***** Supplied information *****

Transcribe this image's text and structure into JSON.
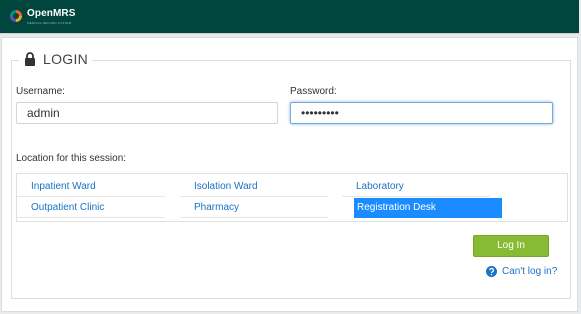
{
  "header": {
    "app_name": "OpenMRS",
    "tagline": "MEDICAL RECORD SYSTEM",
    "colors": {
      "bar": "#00463f"
    }
  },
  "login": {
    "title": "LOGIN",
    "username_label": "Username:",
    "username_value": "admin",
    "password_label": "Password:",
    "password_value": "•••••••••",
    "location_label": "Location for this session:",
    "locations": [
      {
        "label": "Inpatient Ward",
        "selected": false
      },
      {
        "label": "Isolation Ward",
        "selected": false
      },
      {
        "label": "Laboratory",
        "selected": false
      },
      {
        "label": "Outpatient Clinic",
        "selected": false
      },
      {
        "label": "Pharmacy",
        "selected": false
      },
      {
        "label": "Registration Desk",
        "selected": true
      }
    ],
    "login_button": "Log In",
    "cant_login": "Can't log in?",
    "colors": {
      "selected_location": "#1a8cff",
      "button": "#88bb33",
      "link": "#1a73c4"
    },
    "icons": {
      "title": "lock-icon",
      "help": "help-circle-icon"
    }
  }
}
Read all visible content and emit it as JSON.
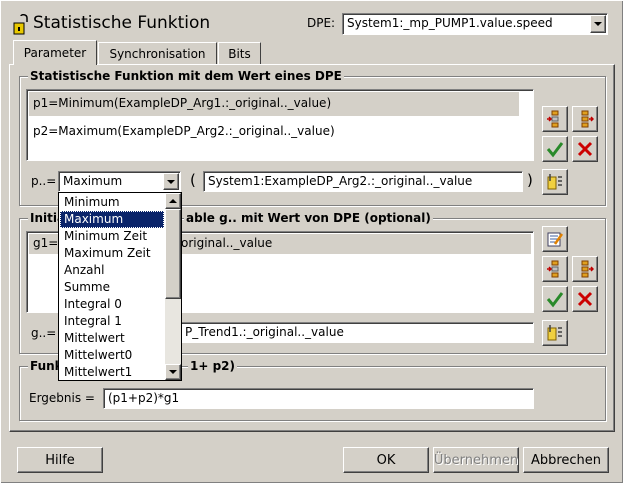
{
  "window": {
    "title": "Statistische Funktion",
    "dpe_label": "DPE:",
    "dpe_value": "System1:_mp_PUMP1.value.speed"
  },
  "tabs": [
    {
      "label": "Parameter",
      "active": true
    },
    {
      "label": "Synchronisation",
      "active": false
    },
    {
      "label": "Bits",
      "active": false
    }
  ],
  "group1": {
    "title": "Statistische Funktion mit dem Wert eines DPE",
    "items": [
      "p1=Minimum(ExampleDP_Arg1.:_original.._value)",
      "p2=Maximum(ExampleDP_Arg2.:_original.._value)"
    ],
    "p_label": "p..=",
    "p_select_value": "Maximum",
    "dpe_field": "System1:ExampleDP_Arg2.:_original.._value",
    "open_paren": "(",
    "close_paren": ")"
  },
  "group2": {
    "title_left": "Initia",
    "title_right": "able g.. mit Wert von DPE (optional)",
    "list_row_prefix": "g1=",
    "list_row_suffix": "original.._value",
    "g_label": "g..=",
    "g_field_visible": "P_Trend1.:_original.._value"
  },
  "group3": {
    "title_left": "Funk",
    "title_right": "1+ p2)",
    "result_label": "Ergebnis =",
    "result_value": "(p1+p2)*g1"
  },
  "dropdown": {
    "options": [
      "Minimum",
      "Maximum",
      "Minimum Zeit",
      "Maximum Zeit",
      "Anzahl",
      "Summe",
      "Integral 0",
      "Integral 1",
      "Mittelwert",
      "Mittelwert0",
      "Mittelwert1"
    ],
    "selected": "Maximum"
  },
  "buttons": {
    "help": "Hilfe",
    "ok": "OK",
    "apply": "Übernehmen",
    "cancel": "Abbrechen"
  },
  "icons": {
    "add": "add-row-icon",
    "remove": "remove-row-icon",
    "confirm": "checkmark-icon",
    "delete": "x-icon",
    "edit": "edit-icon",
    "dpe_select": "dpe-select-icon"
  },
  "colors": {
    "selection": "#0a246a",
    "list_selected_row": "#d4d0c8",
    "confirm_green": "#2a8a2a",
    "delete_red": "#cc0000"
  }
}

*****

• Exercise brief: Locate each line with the word "Funktion" and copy it.

• Answer to this task:
    "title": "Statistische Funktion",
    "title": "Statistische Funktion mit dem Wert eines DPE",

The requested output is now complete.